**TASK TO CARRY OUT**
Write out all records as given; omit images.
** start of MATERIAL PROVIDED **
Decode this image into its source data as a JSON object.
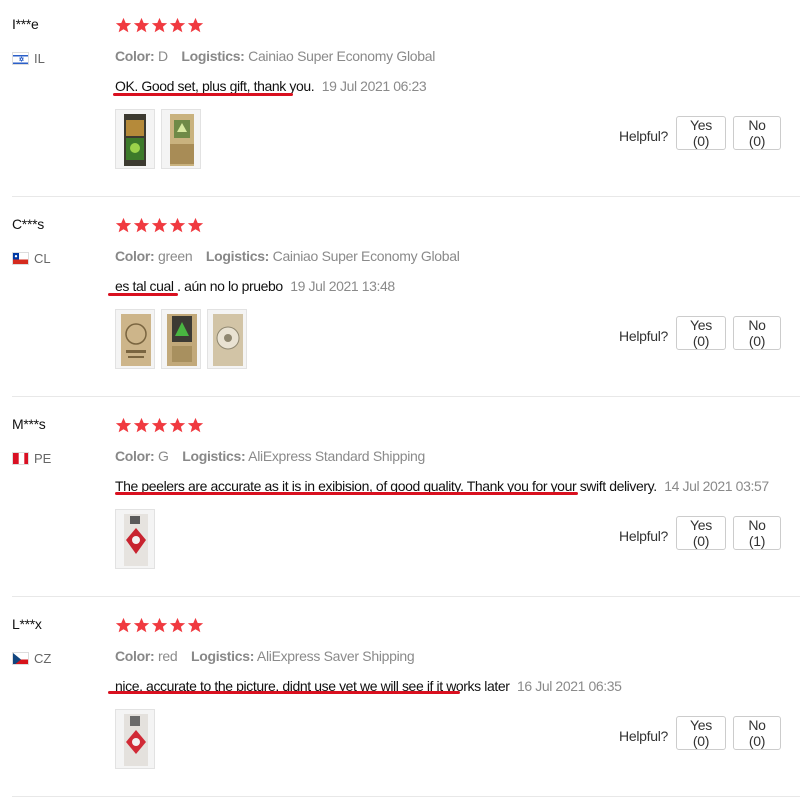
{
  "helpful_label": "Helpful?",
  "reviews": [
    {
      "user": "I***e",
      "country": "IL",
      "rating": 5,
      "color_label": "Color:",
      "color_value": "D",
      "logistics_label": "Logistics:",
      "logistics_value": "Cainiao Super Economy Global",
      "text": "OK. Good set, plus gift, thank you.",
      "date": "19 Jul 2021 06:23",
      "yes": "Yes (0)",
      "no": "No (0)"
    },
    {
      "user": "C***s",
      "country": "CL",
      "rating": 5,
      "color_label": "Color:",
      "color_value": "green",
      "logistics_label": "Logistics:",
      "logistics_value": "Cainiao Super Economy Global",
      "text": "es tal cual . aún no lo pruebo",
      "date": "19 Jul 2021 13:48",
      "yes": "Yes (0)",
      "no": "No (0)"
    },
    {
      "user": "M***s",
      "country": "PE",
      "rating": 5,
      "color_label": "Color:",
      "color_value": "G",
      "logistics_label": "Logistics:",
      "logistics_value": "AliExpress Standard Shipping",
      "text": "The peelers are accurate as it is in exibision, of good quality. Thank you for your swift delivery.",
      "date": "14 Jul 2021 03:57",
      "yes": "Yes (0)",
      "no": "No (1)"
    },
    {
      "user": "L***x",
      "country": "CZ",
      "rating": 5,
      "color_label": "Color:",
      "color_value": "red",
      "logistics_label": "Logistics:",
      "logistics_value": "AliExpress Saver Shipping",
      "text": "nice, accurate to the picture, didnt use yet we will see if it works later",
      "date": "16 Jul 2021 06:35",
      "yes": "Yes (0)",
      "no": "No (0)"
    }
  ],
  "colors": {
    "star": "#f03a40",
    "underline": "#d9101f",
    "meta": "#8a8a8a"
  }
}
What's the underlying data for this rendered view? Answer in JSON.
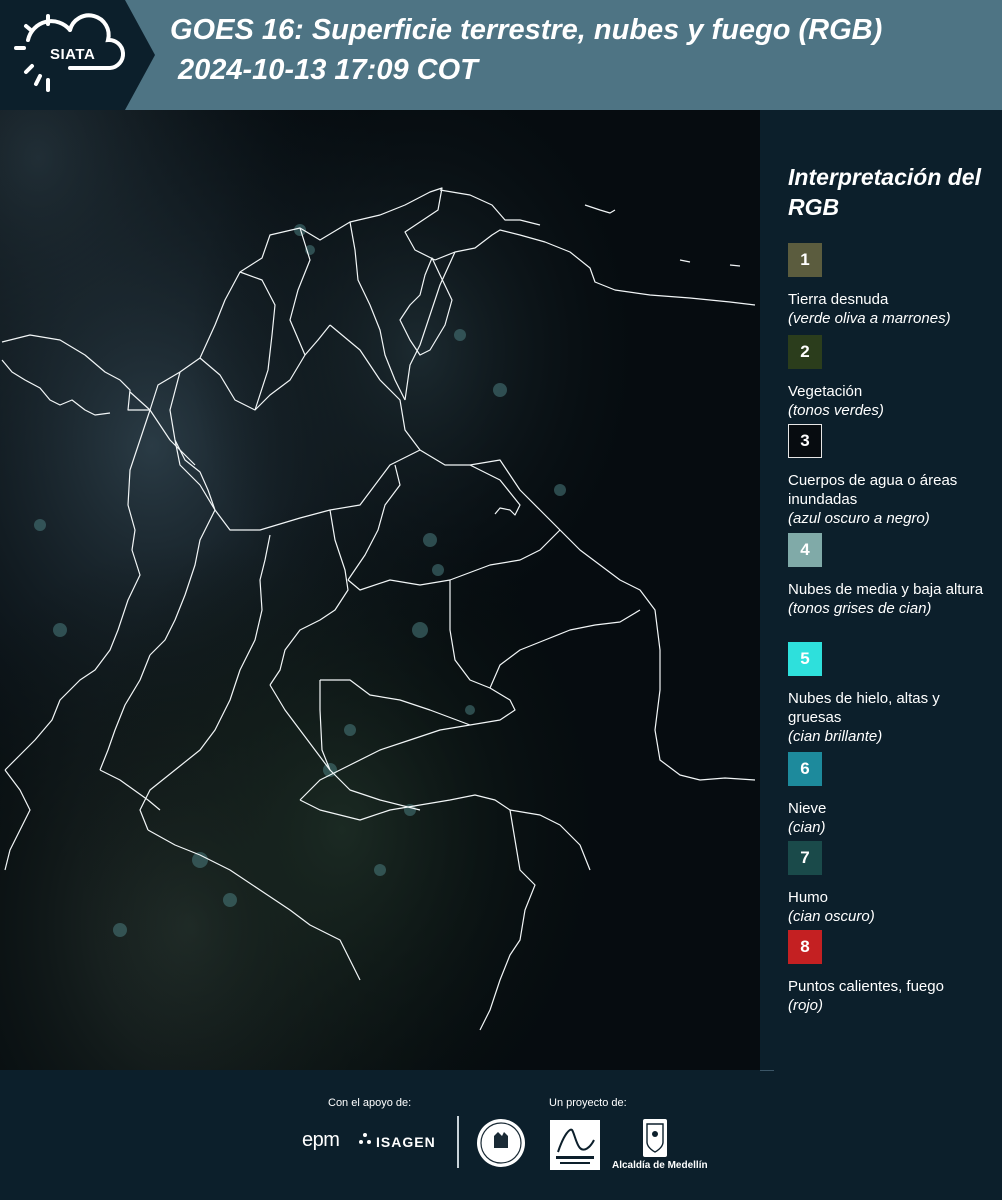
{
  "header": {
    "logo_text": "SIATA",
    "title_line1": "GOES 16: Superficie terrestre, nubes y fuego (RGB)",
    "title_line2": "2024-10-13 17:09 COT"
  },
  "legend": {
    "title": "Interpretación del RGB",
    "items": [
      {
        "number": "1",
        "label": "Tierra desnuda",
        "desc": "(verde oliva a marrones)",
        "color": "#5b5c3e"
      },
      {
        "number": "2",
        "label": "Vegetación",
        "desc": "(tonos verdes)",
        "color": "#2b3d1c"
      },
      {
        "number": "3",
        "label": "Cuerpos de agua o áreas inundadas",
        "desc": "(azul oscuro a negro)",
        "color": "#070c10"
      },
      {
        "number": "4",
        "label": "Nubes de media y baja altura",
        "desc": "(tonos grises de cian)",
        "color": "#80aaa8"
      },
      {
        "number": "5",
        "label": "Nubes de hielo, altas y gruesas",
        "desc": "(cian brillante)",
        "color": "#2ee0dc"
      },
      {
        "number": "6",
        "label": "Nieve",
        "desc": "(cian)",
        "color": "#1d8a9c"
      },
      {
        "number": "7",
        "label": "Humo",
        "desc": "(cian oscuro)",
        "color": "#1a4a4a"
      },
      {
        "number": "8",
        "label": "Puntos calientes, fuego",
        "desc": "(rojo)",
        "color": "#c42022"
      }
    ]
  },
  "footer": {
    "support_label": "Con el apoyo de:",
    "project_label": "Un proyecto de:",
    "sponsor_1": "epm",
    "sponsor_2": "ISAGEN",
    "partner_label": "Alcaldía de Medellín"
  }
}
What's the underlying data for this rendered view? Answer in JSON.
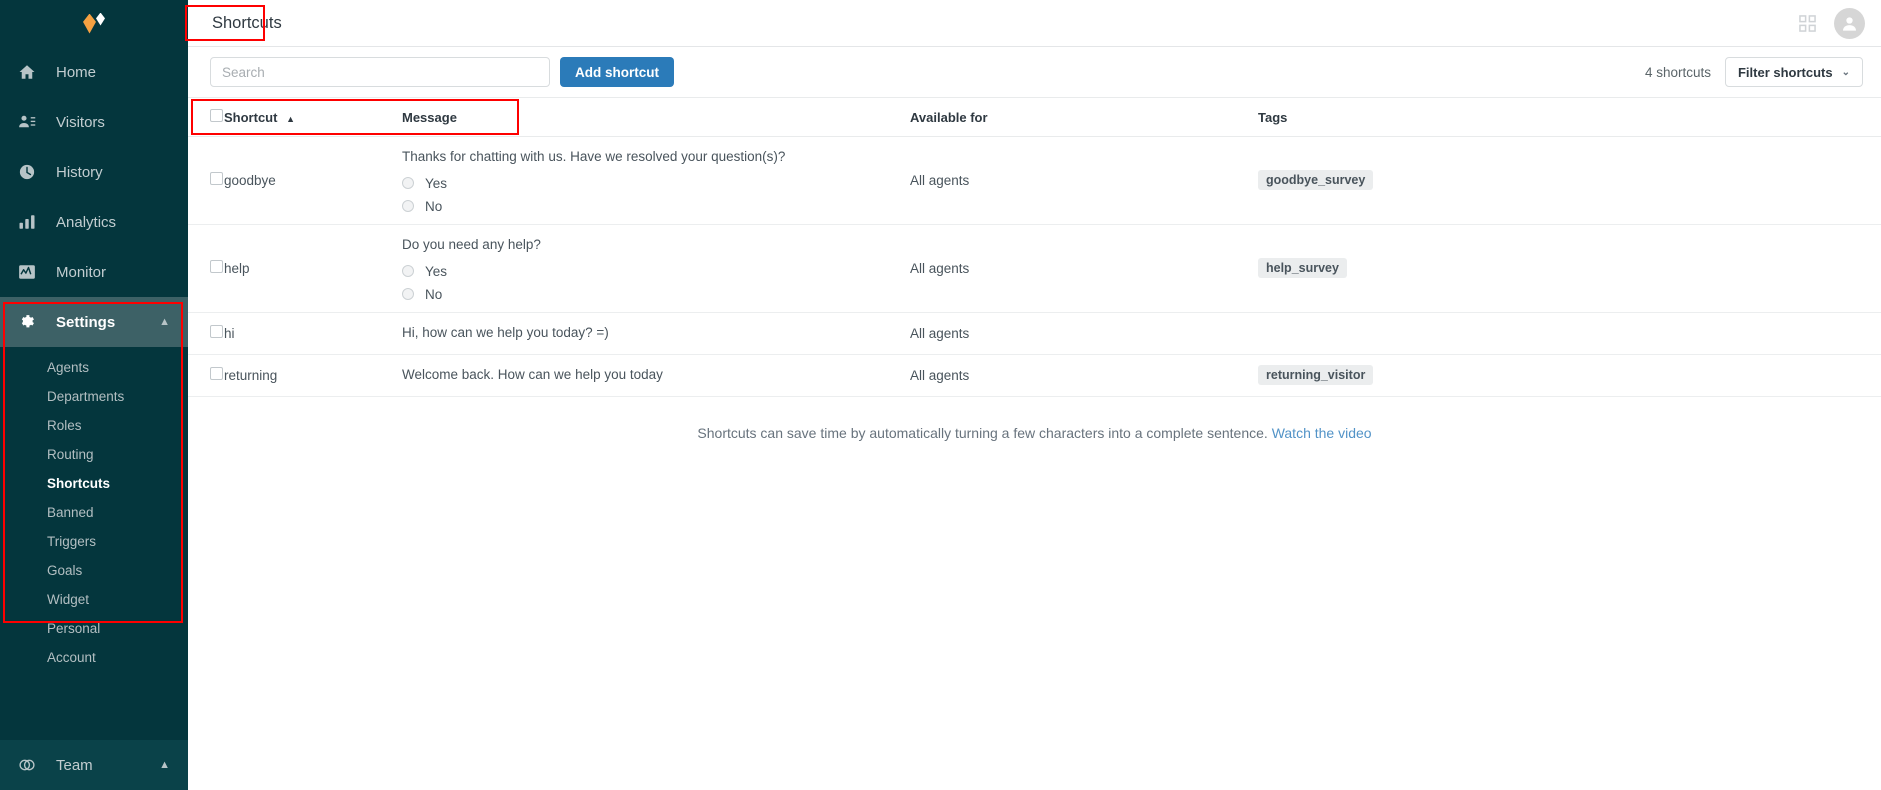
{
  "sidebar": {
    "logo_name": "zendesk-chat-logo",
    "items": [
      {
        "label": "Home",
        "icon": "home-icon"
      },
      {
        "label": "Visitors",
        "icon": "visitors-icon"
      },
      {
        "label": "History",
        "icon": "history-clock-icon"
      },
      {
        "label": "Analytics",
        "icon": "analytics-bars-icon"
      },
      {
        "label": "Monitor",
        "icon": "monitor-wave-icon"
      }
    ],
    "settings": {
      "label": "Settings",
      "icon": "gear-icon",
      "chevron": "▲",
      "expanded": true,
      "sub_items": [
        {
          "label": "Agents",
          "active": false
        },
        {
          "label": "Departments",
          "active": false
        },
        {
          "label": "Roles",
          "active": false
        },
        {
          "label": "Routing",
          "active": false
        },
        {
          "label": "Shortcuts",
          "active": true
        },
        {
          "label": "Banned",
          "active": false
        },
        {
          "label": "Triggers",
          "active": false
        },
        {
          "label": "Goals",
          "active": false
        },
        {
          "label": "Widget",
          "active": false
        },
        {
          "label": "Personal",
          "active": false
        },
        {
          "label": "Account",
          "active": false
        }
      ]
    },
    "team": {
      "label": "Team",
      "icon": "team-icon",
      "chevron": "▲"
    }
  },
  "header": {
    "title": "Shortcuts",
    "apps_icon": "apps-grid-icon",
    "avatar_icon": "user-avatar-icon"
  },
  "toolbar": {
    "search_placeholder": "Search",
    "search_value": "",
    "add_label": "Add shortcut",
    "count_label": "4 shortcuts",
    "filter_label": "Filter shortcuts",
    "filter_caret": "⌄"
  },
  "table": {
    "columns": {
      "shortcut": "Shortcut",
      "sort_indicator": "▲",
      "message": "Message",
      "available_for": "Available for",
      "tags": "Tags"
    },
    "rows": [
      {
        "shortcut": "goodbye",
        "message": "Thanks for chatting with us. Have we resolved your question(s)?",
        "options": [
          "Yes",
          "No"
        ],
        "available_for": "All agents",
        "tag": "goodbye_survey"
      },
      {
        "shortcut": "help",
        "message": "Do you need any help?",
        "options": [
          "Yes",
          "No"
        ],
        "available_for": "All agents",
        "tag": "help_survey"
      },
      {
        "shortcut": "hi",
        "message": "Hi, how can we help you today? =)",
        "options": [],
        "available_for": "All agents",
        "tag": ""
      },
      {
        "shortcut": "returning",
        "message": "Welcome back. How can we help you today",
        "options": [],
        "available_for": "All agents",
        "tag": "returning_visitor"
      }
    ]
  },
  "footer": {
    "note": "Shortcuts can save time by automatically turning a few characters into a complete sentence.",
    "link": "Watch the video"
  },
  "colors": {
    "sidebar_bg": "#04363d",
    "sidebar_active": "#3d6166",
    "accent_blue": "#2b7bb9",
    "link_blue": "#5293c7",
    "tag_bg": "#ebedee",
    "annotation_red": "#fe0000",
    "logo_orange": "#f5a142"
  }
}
** end of MATERIAL PROVIDED **
**TASK SOLUTION**
Decode this image into its source data as a JSON object.
{
  "helpful_label": "Helpful?",
  "reviews": [
    {
      "user": "I***e",
      "country": "IL",
      "rating": 5,
      "color_label": "Color:",
      "color_value": "D",
      "logistics_label": "Logistics:",
      "logistics_value": "Cainiao Super Economy Global",
      "text": "OK. Good set, plus gift, thank you.",
      "date": "19 Jul 2021 06:23",
      "yes": "Yes (0)",
      "no": "No (0)"
    },
    {
      "user": "C***s",
      "country": "CL",
      "rating": 5,
      "color_label": "Color:",
      "color_value": "green",
      "logistics_label": "Logistics:",
      "logistics_value": "Cainiao Super Economy Global",
      "text": "es tal cual . aún no lo pruebo",
      "date": "19 Jul 2021 13:48",
      "yes": "Yes (0)",
      "no": "No (0)"
    },
    {
      "user": "M***s",
      "country": "PE",
      "rating": 5,
      "color_label": "Color:",
      "color_value": "G",
      "logistics_label": "Logistics:",
      "logistics_value": "AliExpress Standard Shipping",
      "text": "The peelers are accurate as it is in exibision, of good quality. Thank you for your swift delivery.",
      "date": "14 Jul 2021 03:57",
      "yes": "Yes (0)",
      "no": "No (1)"
    },
    {
      "user": "L***x",
      "country": "CZ",
      "rating": 5,
      "color_label": "Color:",
      "color_value": "red",
      "logistics_label": "Logistics:",
      "logistics_value": "AliExpress Saver Shipping",
      "text": "nice, accurate to the picture, didnt use yet we will see if it works later",
      "date": "16 Jul 2021 06:35",
      "yes": "Yes (0)",
      "no": "No (0)"
    }
  ],
  "colors": {
    "star": "#f03a40",
    "underline": "#d9101f",
    "meta": "#8a8a8a"
  }
}
What's the underlying data for this rendered view? Answer in JSON.
{
  "header": {
    "logo_text": "SIATA",
    "title_line1": "GOES 16: Superficie terrestre, nubes y fuego (RGB)",
    "title_line2": "2024-10-13 17:09 COT"
  },
  "legend": {
    "title": "Interpretación del RGB",
    "items": [
      {
        "number": "1",
        "label": "Tierra desnuda",
        "desc": "(verde oliva a marrones)",
        "color": "#5b5c3e"
      },
      {
        "number": "2",
        "label": "Vegetación",
        "desc": "(tonos verdes)",
        "color": "#2b3d1c"
      },
      {
        "number": "3",
        "label": "Cuerpos de agua o áreas inundadas",
        "desc": "(azul oscuro a negro)",
        "color": "#070c10"
      },
      {
        "number": "4",
        "label": "Nubes de media y baja altura",
        "desc": "(tonos grises de cian)",
        "color": "#80aaa8"
      },
      {
        "number": "5",
        "label": "Nubes de hielo, altas y gruesas",
        "desc": "(cian brillante)",
        "color": "#2ee0dc"
      },
      {
        "number": "6",
        "label": "Nieve",
        "desc": "(cian)",
        "color": "#1d8a9c"
      },
      {
        "number": "7",
        "label": "Humo",
        "desc": "(cian oscuro)",
        "color": "#1a4a4a"
      },
      {
        "number": "8",
        "label": "Puntos calientes, fuego",
        "desc": "(rojo)",
        "color": "#c42022"
      }
    ]
  },
  "footer": {
    "support_label": "Con el apoyo de:",
    "project_label": "Un proyecto de:",
    "sponsor_1": "epm",
    "sponsor_2": "ISAGEN",
    "partner_label": "Alcaldía de Medellín"
  }
}
What's the underlying data for this rendered view? Answer in JSON.
{
  "sidebar": {
    "logo_name": "zendesk-chat-logo",
    "items": [
      {
        "label": "Home",
        "icon": "home-icon"
      },
      {
        "label": "Visitors",
        "icon": "visitors-icon"
      },
      {
        "label": "History",
        "icon": "history-clock-icon"
      },
      {
        "label": "Analytics",
        "icon": "analytics-bars-icon"
      },
      {
        "label": "Monitor",
        "icon": "monitor-wave-icon"
      }
    ],
    "settings": {
      "label": "Settings",
      "icon": "gear-icon",
      "chevron": "▲",
      "expanded": true,
      "sub_items": [
        {
          "label": "Agents",
          "active": false
        },
        {
          "label": "Departments",
          "active": false
        },
        {
          "label": "Roles",
          "active": false
        },
        {
          "label": "Routing",
          "active": false
        },
        {
          "label": "Shortcuts",
          "active": true
        },
        {
          "label": "Banned",
          "active": false
        },
        {
          "label": "Triggers",
          "active": false
        },
        {
          "label": "Goals",
          "active": false
        },
        {
          "label": "Widget",
          "active": false
        },
        {
          "label": "Personal",
          "active": false
        },
        {
          "label": "Account",
          "active": false
        }
      ]
    },
    "team": {
      "label": "Team",
      "icon": "team-icon",
      "chevron": "▲"
    }
  },
  "header": {
    "title": "Shortcuts",
    "apps_icon": "apps-grid-icon",
    "avatar_icon": "user-avatar-icon"
  },
  "toolbar": {
    "search_placeholder": "Search",
    "search_value": "",
    "add_label": "Add shortcut",
    "count_label": "4 shortcuts",
    "filter_label": "Filter shortcuts",
    "filter_caret": "⌄"
  },
  "table": {
    "columns": {
      "shortcut": "Shortcut",
      "sort_indicator": "▲",
      "message": "Message",
      "available_for": "Available for",
      "tags": "Tags"
    },
    "rows": [
      {
        "shortcut": "goodbye",
        "message": "Thanks for chatting with us. Have we resolved your question(s)?",
        "options": [
          "Yes",
          "No"
        ],
        "available_for": "All agents",
        "tag": "goodbye_survey"
      },
      {
        "shortcut": "help",
        "message": "Do you need any help?",
        "options": [
          "Yes",
          "No"
        ],
        "available_for": "All agents",
        "tag": "help_survey"
      },
      {
        "shortcut": "hi",
        "message": "Hi, how can we help you today? =)",
        "options": [],
        "available_for": "All agents",
        "tag": ""
      },
      {
        "shortcut": "returning",
        "message": "Welcome back. How can we help you today",
        "options": [],
        "available_for": "All agents",
        "tag": "returning_visitor"
      }
    ]
  },
  "footer": {
    "note": "Shortcuts can save time by automatically turning a few characters into a complete sentence.",
    "link": "Watch the video"
  },
  "colors": {
    "sidebar_bg": "#04363d",
    "sidebar_active": "#3d6166",
    "accent_blue": "#2b7bb9",
    "link_blue": "#5293c7",
    "tag_bg": "#ebedee",
    "annotation_red": "#fe0000",
    "logo_orange": "#f5a142"
  }
}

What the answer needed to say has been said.